● Task goal:
Copy out each line that has "firefox" in it.

● Stored data:

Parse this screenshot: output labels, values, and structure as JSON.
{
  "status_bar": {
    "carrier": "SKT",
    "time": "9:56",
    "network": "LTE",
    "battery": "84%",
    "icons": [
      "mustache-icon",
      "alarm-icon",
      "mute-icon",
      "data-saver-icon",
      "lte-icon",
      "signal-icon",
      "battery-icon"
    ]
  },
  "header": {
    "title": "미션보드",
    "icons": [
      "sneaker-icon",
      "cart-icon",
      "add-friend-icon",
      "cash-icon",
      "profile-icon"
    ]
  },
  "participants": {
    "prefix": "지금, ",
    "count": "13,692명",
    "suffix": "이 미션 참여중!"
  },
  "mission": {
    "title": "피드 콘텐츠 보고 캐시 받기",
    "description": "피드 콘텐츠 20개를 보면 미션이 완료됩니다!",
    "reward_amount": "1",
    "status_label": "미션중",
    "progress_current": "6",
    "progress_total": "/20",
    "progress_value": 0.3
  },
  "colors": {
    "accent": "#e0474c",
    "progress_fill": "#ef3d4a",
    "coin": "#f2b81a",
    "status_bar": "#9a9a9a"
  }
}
--
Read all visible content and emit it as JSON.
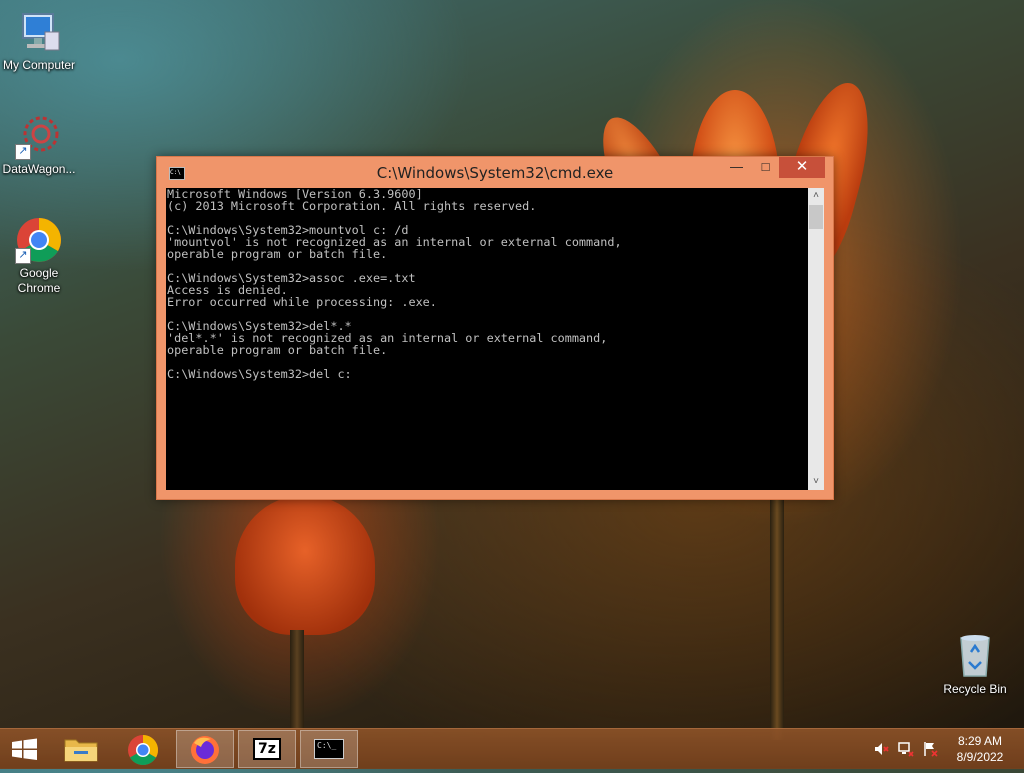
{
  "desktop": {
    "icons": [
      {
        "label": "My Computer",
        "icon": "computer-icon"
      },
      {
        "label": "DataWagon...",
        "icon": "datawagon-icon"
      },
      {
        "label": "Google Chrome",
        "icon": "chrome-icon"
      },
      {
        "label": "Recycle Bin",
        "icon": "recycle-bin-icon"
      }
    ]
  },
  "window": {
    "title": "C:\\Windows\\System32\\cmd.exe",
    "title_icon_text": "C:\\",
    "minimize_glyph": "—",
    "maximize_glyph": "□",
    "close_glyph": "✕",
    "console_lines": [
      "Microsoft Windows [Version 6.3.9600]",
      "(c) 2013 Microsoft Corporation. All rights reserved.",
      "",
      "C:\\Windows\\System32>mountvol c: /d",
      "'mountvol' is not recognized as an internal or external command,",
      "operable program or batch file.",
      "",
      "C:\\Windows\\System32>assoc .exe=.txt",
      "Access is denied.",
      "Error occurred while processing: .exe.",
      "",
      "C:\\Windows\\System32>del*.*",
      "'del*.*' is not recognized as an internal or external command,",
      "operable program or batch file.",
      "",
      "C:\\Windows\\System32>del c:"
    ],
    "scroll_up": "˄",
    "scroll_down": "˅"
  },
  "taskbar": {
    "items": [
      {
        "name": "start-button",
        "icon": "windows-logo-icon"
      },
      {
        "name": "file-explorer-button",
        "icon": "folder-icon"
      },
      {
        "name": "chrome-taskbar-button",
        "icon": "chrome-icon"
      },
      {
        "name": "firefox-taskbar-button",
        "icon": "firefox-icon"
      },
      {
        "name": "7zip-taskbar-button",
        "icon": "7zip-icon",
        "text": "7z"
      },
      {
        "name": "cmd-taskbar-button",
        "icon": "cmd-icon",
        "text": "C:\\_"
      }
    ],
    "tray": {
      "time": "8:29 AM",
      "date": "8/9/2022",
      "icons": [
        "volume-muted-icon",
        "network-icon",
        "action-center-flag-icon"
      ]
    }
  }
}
* * *
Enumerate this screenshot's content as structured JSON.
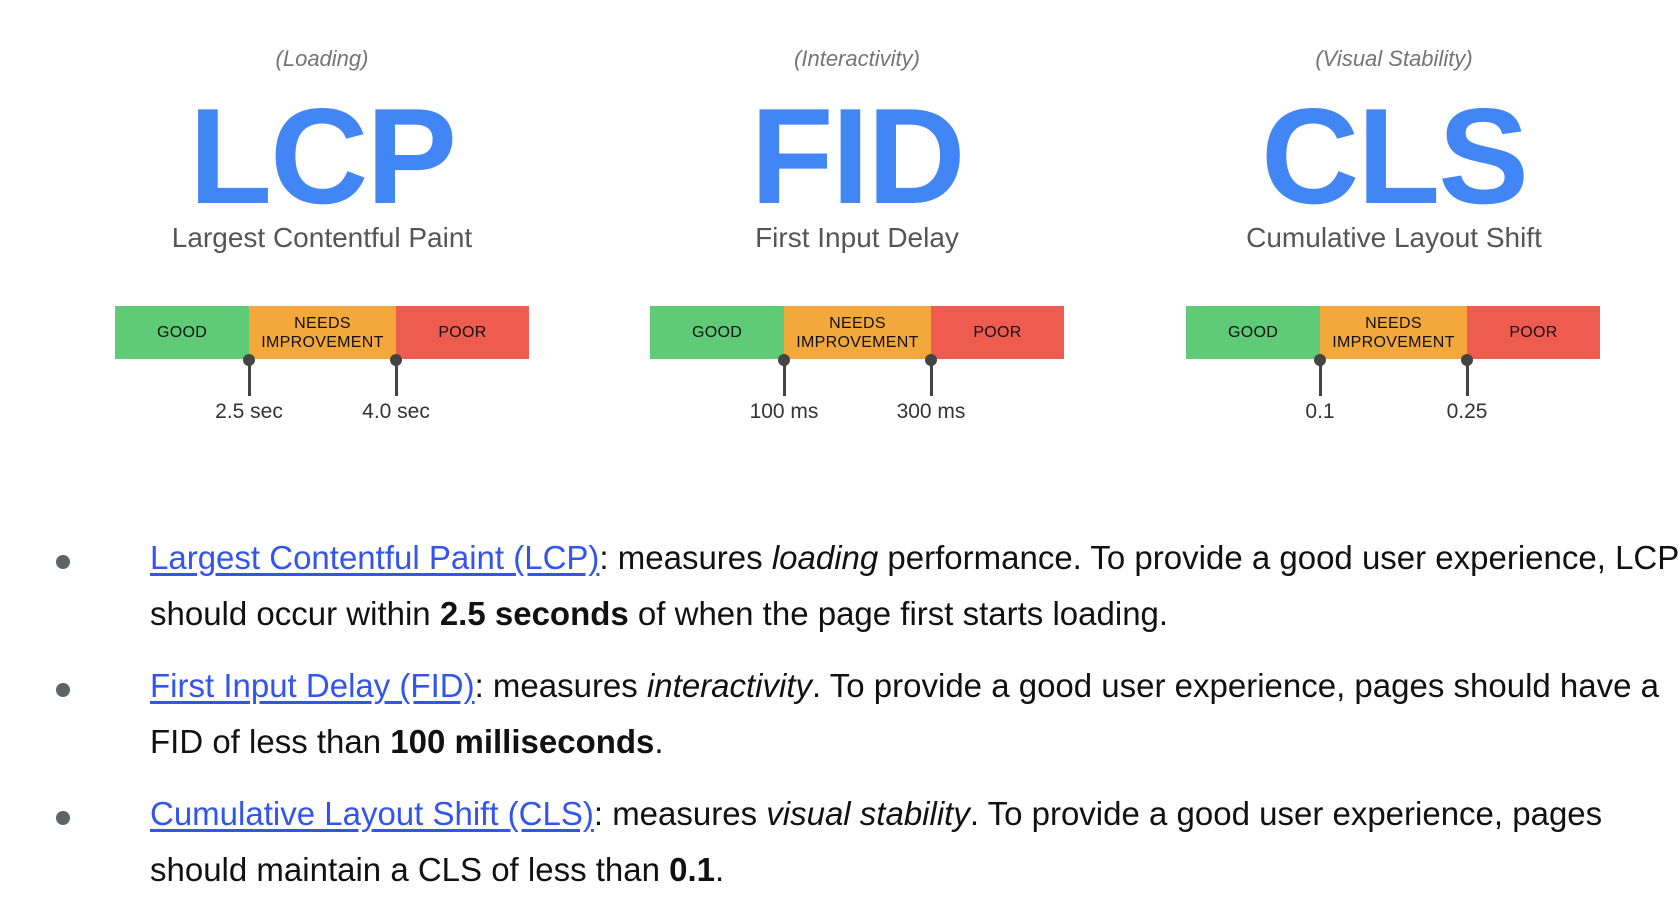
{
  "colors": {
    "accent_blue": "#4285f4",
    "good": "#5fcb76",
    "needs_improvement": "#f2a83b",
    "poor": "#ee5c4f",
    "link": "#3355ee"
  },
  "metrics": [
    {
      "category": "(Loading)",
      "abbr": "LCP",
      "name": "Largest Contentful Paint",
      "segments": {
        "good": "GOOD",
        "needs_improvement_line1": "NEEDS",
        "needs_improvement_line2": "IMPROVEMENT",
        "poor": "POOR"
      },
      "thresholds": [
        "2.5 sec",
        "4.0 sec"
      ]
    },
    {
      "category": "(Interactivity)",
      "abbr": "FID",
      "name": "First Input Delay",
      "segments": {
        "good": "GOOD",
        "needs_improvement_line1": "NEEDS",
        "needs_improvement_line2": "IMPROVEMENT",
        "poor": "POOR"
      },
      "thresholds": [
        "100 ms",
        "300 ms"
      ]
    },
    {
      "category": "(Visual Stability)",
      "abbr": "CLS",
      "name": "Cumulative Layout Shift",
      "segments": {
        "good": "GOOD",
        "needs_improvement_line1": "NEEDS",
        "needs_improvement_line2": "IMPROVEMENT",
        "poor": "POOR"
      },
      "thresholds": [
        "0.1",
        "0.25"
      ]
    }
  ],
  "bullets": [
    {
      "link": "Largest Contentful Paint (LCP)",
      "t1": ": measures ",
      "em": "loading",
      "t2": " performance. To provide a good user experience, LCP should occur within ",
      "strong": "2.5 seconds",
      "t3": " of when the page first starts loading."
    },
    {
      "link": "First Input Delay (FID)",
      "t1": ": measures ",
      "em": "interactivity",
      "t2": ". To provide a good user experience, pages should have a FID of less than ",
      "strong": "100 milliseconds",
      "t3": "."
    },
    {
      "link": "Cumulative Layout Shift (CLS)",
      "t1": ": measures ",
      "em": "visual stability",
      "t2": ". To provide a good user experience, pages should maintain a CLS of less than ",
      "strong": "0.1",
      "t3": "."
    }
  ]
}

● Written solution:
        "name": "firefox-taskbar-button",
        "icon": "firefox-icon"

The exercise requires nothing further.